--- Instructions for the task ---
Go through the lines below and copy each one that holds the string "economic".

--- Dataset records ---

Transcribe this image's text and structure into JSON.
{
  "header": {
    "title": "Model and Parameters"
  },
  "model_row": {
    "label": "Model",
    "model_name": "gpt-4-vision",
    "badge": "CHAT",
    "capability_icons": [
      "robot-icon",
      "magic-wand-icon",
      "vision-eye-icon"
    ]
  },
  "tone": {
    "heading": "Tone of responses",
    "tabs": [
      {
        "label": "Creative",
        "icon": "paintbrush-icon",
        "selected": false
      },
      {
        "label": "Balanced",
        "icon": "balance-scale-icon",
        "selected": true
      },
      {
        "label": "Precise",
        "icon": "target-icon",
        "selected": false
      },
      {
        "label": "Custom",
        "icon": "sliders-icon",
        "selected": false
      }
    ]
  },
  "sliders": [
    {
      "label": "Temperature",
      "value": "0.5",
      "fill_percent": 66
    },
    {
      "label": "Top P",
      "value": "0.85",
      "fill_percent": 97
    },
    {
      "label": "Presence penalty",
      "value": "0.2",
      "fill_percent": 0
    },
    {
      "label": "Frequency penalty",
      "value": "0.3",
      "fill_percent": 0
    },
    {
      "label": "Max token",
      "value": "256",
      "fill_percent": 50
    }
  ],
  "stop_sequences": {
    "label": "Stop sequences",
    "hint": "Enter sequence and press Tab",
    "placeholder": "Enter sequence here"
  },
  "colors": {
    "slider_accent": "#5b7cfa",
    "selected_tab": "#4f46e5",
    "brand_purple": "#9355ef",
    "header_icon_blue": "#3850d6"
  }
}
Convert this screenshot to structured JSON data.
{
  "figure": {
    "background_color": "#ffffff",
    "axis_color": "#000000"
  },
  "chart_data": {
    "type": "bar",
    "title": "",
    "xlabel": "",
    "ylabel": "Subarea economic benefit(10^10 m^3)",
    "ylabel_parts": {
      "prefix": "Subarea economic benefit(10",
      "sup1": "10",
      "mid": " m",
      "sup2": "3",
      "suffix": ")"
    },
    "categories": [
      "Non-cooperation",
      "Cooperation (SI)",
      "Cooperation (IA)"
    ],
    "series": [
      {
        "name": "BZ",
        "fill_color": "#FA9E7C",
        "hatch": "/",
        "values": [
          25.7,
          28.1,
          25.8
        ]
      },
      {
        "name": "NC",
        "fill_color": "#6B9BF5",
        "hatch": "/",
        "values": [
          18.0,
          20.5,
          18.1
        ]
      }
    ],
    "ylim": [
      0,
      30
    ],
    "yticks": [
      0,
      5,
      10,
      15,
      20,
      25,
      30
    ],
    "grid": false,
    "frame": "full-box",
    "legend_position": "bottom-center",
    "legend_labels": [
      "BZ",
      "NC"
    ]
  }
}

---

--- Complete response ---
    "ylabel": "Subarea economic benefit(10^10 m^3)",
      "prefix": "Subarea economic benefit(10",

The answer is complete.